= WRITTEN REQUEST =
Lines containing "video" are to be counted. Give the number and nothing more.

= Collected data entries =
#####
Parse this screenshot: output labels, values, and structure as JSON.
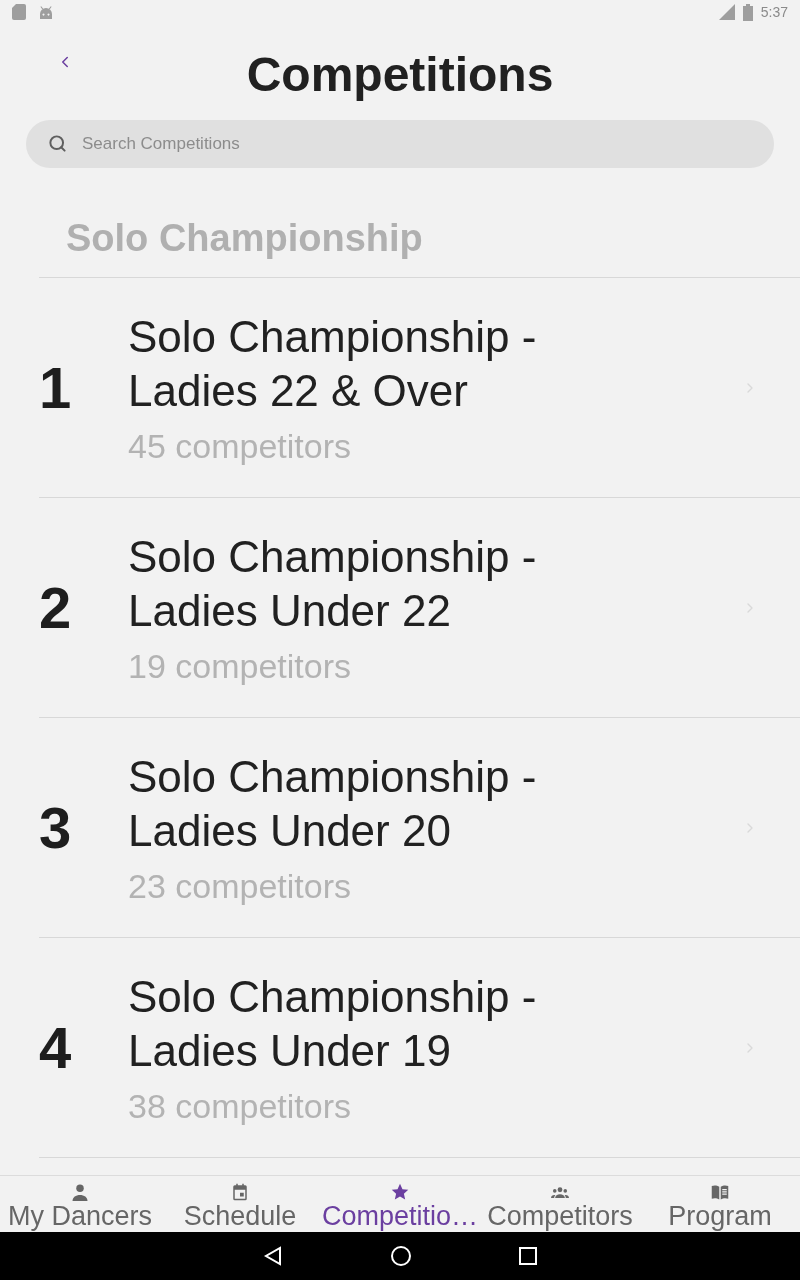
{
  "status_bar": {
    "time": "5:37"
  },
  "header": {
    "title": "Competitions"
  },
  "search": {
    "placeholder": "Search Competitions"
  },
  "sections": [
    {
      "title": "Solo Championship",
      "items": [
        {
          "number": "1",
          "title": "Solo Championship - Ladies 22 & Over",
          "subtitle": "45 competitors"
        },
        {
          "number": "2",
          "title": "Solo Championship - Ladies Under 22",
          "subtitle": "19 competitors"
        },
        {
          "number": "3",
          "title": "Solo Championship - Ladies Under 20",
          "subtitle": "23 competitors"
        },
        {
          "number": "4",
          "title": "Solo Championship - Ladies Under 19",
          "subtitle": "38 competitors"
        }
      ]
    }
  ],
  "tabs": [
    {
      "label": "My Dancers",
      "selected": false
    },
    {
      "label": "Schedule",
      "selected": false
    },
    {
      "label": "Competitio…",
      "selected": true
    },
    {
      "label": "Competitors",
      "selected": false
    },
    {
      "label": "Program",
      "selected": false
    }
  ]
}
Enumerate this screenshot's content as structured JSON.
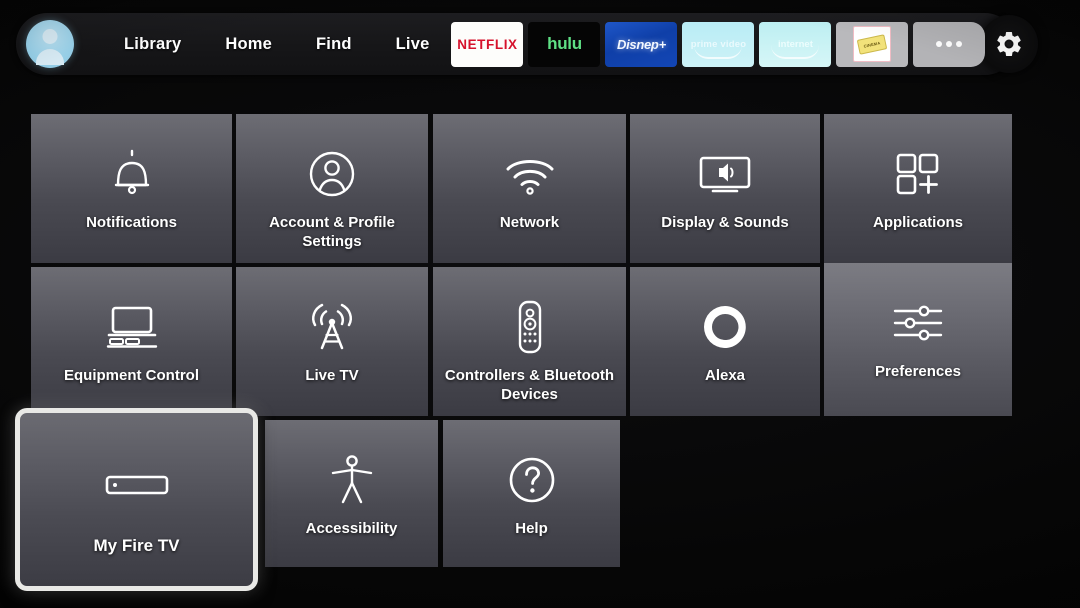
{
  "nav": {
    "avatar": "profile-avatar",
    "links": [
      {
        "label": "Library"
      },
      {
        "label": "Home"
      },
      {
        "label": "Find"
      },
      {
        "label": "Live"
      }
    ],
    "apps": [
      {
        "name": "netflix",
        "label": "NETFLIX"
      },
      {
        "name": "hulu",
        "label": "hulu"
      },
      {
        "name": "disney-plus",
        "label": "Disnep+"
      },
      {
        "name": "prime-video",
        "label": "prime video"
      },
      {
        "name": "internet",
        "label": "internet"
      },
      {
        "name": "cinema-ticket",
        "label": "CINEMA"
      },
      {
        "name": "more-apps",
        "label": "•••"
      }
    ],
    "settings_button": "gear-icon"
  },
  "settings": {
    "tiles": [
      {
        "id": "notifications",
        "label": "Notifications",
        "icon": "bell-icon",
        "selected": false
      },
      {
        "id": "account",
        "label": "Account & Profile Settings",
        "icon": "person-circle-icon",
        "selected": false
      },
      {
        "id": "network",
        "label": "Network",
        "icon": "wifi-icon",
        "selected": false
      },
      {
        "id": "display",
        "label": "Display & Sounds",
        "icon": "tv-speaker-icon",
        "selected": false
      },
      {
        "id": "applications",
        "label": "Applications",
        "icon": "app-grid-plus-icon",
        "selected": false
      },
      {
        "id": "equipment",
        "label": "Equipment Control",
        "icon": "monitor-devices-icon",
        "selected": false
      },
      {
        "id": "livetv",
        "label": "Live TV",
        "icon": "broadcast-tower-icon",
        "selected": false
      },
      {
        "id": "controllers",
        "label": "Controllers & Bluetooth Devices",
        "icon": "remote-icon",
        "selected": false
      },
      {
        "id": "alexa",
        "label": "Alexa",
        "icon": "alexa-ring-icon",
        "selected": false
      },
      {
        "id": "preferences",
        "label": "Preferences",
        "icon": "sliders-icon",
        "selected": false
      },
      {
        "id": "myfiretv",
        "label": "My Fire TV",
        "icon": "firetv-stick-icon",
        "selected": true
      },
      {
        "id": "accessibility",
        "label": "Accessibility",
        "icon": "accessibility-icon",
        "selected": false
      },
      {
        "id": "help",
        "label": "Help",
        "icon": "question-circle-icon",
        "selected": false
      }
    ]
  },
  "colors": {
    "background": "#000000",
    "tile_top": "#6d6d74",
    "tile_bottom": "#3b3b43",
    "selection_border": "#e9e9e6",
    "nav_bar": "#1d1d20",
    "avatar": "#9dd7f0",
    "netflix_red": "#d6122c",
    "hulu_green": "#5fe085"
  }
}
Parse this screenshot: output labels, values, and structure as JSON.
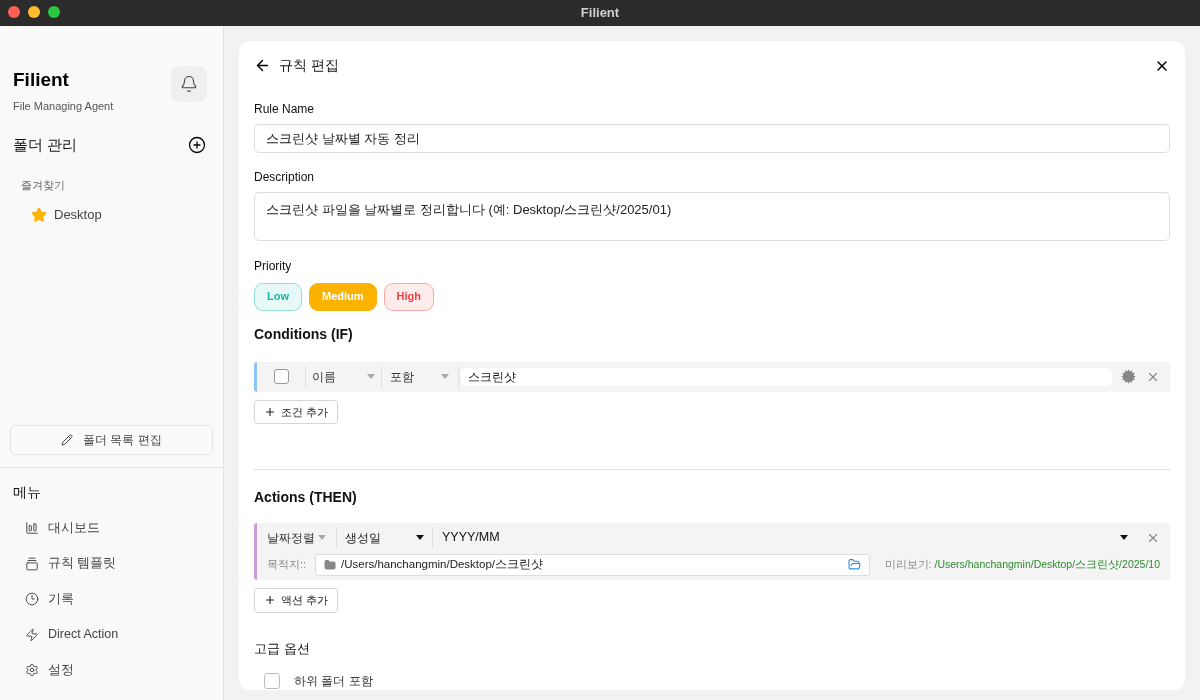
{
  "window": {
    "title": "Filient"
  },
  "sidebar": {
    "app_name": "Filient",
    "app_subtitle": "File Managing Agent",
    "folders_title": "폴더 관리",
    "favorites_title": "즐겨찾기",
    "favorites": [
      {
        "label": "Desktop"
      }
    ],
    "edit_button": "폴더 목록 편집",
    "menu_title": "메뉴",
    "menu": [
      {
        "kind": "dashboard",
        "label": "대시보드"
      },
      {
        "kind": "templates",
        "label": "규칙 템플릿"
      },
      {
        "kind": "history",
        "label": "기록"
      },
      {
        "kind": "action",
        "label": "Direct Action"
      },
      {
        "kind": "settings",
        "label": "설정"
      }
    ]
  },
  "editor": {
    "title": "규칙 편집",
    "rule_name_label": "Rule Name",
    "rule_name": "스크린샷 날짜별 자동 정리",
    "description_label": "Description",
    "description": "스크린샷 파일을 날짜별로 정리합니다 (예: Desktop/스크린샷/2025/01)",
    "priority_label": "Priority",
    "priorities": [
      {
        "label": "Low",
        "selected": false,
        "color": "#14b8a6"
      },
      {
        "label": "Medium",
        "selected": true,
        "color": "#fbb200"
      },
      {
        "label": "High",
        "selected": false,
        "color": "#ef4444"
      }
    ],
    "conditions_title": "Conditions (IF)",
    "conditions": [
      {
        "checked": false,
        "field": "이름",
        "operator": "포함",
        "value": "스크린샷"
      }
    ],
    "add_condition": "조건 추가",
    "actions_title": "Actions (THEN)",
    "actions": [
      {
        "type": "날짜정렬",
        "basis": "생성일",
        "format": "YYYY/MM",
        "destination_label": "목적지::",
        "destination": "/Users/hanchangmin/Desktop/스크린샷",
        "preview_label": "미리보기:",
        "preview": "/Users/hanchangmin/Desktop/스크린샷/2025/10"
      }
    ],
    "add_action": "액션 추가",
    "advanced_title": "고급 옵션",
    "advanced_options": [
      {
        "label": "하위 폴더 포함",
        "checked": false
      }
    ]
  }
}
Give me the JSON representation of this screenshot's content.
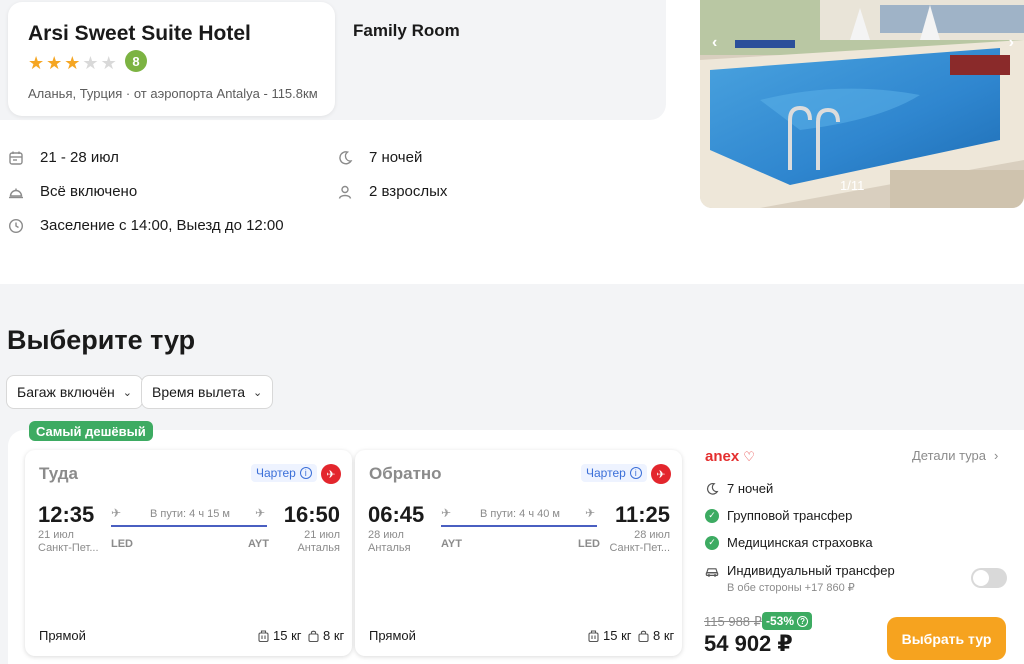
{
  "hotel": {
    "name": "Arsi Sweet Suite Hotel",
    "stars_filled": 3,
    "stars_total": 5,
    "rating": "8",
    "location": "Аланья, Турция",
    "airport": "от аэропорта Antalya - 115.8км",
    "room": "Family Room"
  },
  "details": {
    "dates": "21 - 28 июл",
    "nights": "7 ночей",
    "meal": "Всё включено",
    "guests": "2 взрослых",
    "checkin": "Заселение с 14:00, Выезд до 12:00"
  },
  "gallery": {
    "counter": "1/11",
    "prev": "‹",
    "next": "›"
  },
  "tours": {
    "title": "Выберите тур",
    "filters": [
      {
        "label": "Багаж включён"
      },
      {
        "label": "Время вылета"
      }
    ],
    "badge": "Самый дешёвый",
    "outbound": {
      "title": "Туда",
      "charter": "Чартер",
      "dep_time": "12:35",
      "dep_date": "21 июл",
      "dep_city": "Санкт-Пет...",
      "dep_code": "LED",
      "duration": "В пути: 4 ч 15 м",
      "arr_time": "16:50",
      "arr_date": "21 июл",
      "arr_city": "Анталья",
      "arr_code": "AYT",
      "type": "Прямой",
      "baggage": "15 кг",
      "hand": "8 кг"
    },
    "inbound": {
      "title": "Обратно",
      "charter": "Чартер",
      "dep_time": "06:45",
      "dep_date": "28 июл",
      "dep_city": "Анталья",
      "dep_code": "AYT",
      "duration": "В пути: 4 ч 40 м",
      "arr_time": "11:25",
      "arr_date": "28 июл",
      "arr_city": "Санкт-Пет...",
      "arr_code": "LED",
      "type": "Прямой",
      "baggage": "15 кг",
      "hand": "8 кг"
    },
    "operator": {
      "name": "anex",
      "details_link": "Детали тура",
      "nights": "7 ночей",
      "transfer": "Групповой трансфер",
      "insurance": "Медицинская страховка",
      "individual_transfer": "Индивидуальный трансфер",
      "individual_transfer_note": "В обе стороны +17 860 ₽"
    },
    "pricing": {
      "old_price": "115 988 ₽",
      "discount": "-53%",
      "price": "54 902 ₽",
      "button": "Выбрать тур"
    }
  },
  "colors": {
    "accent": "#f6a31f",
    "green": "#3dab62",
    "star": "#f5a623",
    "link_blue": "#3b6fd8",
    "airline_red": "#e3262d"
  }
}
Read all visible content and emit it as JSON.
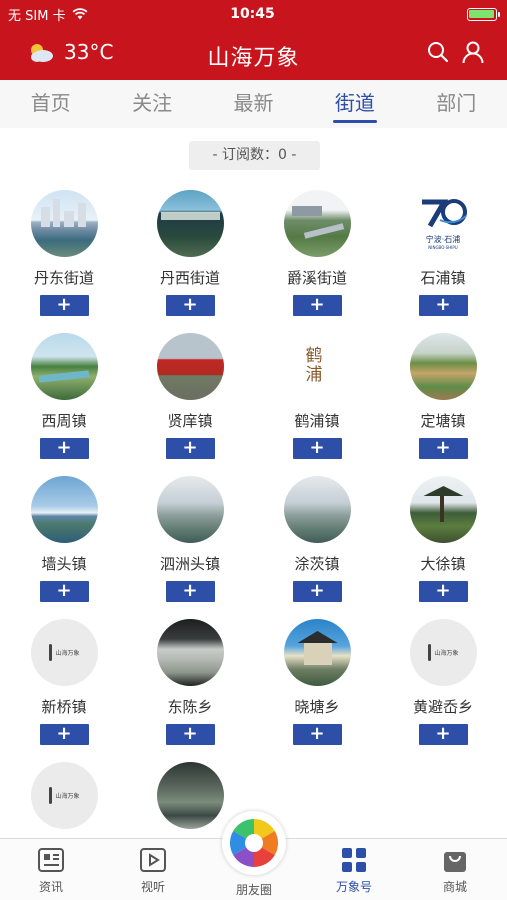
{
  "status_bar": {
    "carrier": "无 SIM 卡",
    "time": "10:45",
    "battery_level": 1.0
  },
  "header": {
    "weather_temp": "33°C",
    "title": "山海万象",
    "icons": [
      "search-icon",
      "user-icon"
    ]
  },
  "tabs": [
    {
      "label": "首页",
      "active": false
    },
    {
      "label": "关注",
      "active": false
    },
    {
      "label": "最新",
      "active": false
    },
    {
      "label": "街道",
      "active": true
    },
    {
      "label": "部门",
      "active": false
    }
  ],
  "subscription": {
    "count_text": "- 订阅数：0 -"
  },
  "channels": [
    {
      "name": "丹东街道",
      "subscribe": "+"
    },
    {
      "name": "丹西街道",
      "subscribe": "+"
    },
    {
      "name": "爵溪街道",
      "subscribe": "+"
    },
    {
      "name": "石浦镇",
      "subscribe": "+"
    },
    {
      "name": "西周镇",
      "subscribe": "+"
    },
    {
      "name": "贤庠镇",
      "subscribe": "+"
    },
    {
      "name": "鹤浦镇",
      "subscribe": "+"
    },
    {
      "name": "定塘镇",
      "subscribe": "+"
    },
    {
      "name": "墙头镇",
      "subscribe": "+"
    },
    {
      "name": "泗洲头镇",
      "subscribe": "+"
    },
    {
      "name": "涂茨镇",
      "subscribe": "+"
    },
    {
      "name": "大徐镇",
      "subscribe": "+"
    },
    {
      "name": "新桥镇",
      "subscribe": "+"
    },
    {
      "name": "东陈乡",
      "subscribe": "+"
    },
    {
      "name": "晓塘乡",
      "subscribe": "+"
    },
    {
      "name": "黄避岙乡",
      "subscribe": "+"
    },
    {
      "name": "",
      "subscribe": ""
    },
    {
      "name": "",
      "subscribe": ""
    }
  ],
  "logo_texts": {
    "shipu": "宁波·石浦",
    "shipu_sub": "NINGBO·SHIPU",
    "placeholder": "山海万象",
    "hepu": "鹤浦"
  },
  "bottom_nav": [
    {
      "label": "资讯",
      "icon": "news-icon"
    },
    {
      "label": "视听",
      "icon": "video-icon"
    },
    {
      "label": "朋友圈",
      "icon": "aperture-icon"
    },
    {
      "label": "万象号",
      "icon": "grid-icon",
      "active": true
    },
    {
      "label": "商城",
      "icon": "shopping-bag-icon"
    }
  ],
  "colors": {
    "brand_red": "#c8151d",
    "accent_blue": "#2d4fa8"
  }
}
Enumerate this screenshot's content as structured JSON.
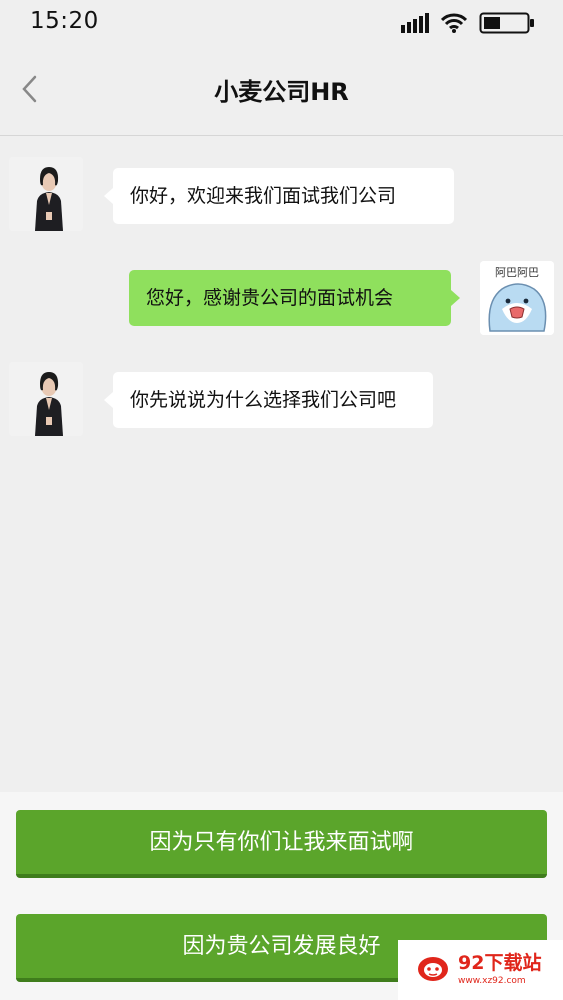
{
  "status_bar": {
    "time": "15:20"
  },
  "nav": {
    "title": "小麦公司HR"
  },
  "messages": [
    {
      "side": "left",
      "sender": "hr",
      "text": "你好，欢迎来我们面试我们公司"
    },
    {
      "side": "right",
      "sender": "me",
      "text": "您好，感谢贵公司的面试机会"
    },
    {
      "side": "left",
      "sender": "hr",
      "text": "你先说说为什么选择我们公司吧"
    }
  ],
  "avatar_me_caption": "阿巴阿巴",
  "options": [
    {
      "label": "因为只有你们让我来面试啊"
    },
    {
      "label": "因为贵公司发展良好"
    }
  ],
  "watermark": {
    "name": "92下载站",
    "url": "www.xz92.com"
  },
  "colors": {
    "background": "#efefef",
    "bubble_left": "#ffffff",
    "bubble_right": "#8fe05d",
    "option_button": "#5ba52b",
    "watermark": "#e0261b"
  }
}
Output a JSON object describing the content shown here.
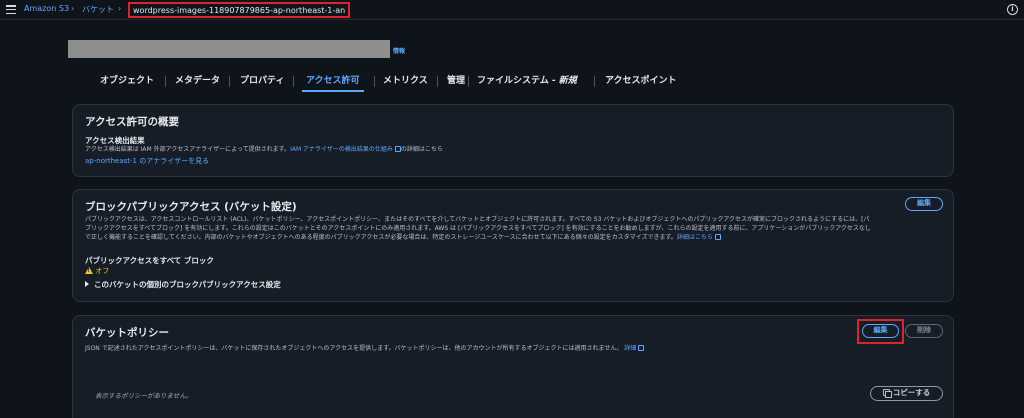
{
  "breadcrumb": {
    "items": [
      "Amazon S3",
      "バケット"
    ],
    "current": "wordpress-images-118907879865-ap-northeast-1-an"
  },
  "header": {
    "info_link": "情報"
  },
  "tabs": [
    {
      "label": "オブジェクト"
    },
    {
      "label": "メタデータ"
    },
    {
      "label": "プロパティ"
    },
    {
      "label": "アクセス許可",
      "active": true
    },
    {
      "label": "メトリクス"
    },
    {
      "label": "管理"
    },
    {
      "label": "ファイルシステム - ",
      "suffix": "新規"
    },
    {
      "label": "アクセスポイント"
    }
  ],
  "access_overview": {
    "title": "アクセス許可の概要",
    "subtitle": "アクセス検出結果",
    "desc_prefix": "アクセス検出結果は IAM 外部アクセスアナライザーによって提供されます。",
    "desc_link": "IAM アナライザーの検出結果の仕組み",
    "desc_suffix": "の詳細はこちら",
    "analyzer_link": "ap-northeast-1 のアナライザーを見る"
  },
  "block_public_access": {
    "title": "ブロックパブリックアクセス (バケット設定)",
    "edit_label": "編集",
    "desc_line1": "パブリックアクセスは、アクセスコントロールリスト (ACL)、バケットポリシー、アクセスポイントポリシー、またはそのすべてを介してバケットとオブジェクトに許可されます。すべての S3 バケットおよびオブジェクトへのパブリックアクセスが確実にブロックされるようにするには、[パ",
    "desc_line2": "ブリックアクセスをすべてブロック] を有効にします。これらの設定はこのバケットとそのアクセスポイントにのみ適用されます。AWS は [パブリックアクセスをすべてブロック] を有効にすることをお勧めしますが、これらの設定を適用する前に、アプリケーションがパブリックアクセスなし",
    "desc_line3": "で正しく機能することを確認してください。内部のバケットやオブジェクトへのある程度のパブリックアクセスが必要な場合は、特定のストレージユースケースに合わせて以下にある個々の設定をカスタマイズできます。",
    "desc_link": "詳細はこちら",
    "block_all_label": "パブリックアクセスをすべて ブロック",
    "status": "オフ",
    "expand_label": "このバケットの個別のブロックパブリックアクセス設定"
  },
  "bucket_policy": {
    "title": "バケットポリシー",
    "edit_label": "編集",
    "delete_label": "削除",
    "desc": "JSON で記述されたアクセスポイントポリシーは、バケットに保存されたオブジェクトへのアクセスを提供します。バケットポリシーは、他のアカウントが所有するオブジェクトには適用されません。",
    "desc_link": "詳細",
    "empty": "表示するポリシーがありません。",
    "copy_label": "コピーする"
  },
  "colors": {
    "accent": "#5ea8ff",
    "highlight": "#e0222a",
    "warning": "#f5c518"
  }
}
#####
= FINISHED TASK =
3